=== PAGE EXTRACT ===
NOTE: I am a known perpetrator of musical hoaxes, but this isn’t one of them. This bizarre composition really is over 600 years old.
As Marsellus Wallace once quipped: “I’m’a get medieval on your ass.”
I’ve been obsessing again on a medieval composition that’s fascinated me since my geeky teens. It’s Fumeux fume par fumee, a bizarre artifact from a bizarre moment in music history: France in the final years of the 14th century.
(If you’re wondering why I was listening to medieval and Renaissance music when I was 17 instead of Zep and Floyd, and what the stuff brings to my guitar playing today, read on. But first, that freaky music!)
The world that produced Fumeux fume par fumee wasn’t your storybook Middle Ages. We’re talking Hundred Years War, Black Death, Papal Schism — and a radical musical style of head-spinning complexity and abstraction. It was dissonant music for dissonant times. The death rattle of the Dark Ages.
The 14th century had witnessed the rise of ars nova, a florid and intellectual style characterized by bold new approaches to counterpoint and musical structure. But by the 1380s or so, ars nova had mutated into ars subtilior, an even more abstract and experimental style.
“Ars nova” means “new art.” It was.
“Ars subtilior” means “more subtle art.” It wasn’t — unless by “subtle,” you mean “characterized by extreme dissonance and chaotic rhythms.” And Fumeux is a perfect embodiment of this radical style.
Here’s what I’m talking about:
WTF, right?
You probably don’t need me to specify why this music is so freaky, but I will anyway:
- It’s freakishly chromatic.
- It’s freakishly low-pitched.
- Its rhythms are freakishly complex.
- It may have been inspired by a freaky drug cult.
Fumeaux is one of a dozen Codex Chantilly compositions attributed to Solage, a composer about whom we know nothing. However, the song’s cryptic text may refer to an artsy-fartsy smoking club/cult. And in those pre-Columbian days, tobacco was unknown in Europe, so they would have been smoking either hash or opium.
A smoker smokes through smoke
A smoky speculation.
Is, between puffs, his thought:
A smoker smokes through smoke.
For smoking suits him very well
As long as he keeps his intention.
A smoker smokes through smoke
A smoky speculation.
And there are some who believe that reefer-puffin’ jazz cats and acid-baked hippies were the first to combine music and drugs!
Was Solage part of this crowd? Or was he lampooning them with ear-twisting sonorities? We don’t know — though we can probably assume he was a member of one of the avant-garde circles in Paris or Avignon. Here’s part of the original manuscript:

Nope, I’m not reading from that — I worked from a modern edition you can download here. But despite its six-line staff and multi-color note heads (the red ink indicates rhythmic variations), you can at least recognize this as an ancestor of modern notation. That’s less true of these Codex pages, which feature two pieces by a composer named Baude Cordier:

On the left is Belle, Bonne, Sage, a courtly love song notated in the form of a heart. (Or maybe it’s a pun of the composer’s name, which sounds like “couer,” the French word for “heart.”) On the right is an “endless canon,” a piece whose melodies echo and circle each other like a brainiac version of “Row, Row, Row Your Boat.” It’s called Tout par compas suy composés — “I was composed with a compass.”

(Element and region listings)
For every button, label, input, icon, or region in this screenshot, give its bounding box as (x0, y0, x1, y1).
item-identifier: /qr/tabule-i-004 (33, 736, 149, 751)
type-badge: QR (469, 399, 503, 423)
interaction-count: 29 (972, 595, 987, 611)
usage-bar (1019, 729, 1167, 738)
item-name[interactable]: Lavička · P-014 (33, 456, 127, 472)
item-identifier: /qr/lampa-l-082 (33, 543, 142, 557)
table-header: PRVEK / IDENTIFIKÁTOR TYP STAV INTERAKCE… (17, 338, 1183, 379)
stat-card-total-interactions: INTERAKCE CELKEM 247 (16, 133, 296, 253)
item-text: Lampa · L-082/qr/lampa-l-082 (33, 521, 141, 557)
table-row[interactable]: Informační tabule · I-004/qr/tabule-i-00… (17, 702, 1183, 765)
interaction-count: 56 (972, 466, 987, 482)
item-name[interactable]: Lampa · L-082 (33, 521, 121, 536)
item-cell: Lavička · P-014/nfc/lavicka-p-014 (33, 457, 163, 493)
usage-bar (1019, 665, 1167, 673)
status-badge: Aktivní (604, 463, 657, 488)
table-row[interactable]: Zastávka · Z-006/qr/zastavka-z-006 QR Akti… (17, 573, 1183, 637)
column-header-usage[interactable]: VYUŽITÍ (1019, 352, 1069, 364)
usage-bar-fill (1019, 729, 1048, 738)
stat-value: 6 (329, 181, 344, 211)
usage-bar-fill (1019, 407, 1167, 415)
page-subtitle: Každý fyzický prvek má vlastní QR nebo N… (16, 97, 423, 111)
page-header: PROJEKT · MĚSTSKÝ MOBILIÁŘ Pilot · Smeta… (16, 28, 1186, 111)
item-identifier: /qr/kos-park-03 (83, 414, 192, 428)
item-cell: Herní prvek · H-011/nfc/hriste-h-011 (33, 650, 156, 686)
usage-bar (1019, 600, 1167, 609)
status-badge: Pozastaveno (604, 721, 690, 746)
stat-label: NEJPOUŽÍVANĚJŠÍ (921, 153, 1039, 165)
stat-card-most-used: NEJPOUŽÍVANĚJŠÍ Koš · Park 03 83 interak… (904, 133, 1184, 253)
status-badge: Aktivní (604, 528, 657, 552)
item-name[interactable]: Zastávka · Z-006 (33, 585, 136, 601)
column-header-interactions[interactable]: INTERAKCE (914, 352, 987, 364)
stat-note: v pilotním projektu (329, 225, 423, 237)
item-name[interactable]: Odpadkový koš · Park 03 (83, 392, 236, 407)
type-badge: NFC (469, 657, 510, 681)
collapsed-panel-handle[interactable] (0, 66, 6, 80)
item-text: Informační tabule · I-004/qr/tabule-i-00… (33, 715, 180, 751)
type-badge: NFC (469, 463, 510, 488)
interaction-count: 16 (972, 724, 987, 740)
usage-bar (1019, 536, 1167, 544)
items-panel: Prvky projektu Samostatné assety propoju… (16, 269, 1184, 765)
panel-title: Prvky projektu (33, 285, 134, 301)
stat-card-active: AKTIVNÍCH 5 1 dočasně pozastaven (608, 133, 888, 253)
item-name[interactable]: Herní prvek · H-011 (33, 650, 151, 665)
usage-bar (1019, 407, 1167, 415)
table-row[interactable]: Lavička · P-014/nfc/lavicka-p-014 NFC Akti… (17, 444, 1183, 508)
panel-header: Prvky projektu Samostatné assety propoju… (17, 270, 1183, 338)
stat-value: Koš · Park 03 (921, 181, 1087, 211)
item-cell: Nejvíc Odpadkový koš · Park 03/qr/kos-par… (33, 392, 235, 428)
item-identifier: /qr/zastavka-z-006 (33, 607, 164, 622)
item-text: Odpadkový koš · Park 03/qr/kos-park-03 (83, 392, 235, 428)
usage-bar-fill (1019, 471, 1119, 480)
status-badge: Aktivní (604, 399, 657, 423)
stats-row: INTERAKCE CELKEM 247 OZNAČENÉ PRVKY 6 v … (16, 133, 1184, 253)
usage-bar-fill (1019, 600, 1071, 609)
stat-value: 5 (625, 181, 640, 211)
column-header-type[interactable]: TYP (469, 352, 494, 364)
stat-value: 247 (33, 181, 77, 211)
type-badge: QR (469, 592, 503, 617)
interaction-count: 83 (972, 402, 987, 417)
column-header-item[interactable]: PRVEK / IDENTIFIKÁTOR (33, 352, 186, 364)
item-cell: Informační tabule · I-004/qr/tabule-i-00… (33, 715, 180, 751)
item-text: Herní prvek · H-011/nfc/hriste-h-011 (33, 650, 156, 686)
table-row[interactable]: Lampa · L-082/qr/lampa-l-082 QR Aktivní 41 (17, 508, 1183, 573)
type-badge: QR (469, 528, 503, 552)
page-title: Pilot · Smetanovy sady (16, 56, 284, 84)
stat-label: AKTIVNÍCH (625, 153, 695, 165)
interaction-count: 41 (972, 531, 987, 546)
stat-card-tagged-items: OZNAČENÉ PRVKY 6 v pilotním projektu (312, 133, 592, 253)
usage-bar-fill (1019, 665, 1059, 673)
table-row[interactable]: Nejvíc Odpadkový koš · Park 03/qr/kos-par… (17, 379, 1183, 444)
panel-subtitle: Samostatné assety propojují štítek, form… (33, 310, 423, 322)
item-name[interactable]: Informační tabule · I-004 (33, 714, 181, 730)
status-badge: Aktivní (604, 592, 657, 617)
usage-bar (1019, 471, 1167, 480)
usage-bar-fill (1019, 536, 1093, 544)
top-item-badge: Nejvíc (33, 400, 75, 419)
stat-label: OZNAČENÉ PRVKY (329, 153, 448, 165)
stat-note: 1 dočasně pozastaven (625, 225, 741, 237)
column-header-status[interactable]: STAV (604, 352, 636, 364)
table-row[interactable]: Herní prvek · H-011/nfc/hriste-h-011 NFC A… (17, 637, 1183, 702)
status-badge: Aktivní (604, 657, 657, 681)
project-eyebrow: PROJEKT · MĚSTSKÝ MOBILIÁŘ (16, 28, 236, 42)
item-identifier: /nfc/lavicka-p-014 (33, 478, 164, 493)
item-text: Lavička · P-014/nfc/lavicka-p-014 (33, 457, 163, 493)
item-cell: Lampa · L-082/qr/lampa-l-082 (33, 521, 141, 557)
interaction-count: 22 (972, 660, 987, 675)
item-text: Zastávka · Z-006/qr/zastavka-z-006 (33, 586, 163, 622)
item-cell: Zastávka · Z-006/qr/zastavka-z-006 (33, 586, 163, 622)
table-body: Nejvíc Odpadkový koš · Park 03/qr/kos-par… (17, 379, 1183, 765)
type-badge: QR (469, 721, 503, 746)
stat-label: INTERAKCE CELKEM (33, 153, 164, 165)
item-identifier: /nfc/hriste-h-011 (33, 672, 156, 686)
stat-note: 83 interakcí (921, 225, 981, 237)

=== WRITTEN INSTRUCTION ===
Can you write what comes next in the post about Fumeux fume par fumee, starting after its final sentence? The records have no connection to the post about Fumeux fume par fumee.

=== SOLVED PROBLEM ===
Clever.
I originally tried recording this on acoustic guitar, but the three low-pitched parts sounded too muddy. It just worked better with pick-style baritone guitar. And while Solage probably never envisioned his music being played by a trio of Fender Bass VIs, the choice isn’t as ludicrous as you might think. Music of this era was almost never composed with specific instruments in mind — it was understood that the parts could be played by any available combination of voices and/or instruments. It wasn’t until the later Renaissance that composers began to create specialized parts for specific instruments, and the concept of orchestration was born. (Though orchestras as we think of them didn’t exist until the 18th century.)

Oddly, the most historically authentic aspect of my recording may be its digital reverb. I ran the performance through an Altiverb impulse reponse reverb created in an actual 14th-century castle. (You can read more about the magic of impulse response reverbs here.)
I’ve marveled at this piece for decades, but never tried playing it till I tracked this yesterday. Getting “under the hood” with it only deepens my fascination.
How did I get turned on to it? At 17, I was convinced my destiny was to be a scholar of early music (the catch-all term for European art music before Bach). I studied the Renaissance lute in college. (When anyone asked my folks what their son was studying at UCLA, they’d reply: “Lute. He’s going to be a shepherd.”)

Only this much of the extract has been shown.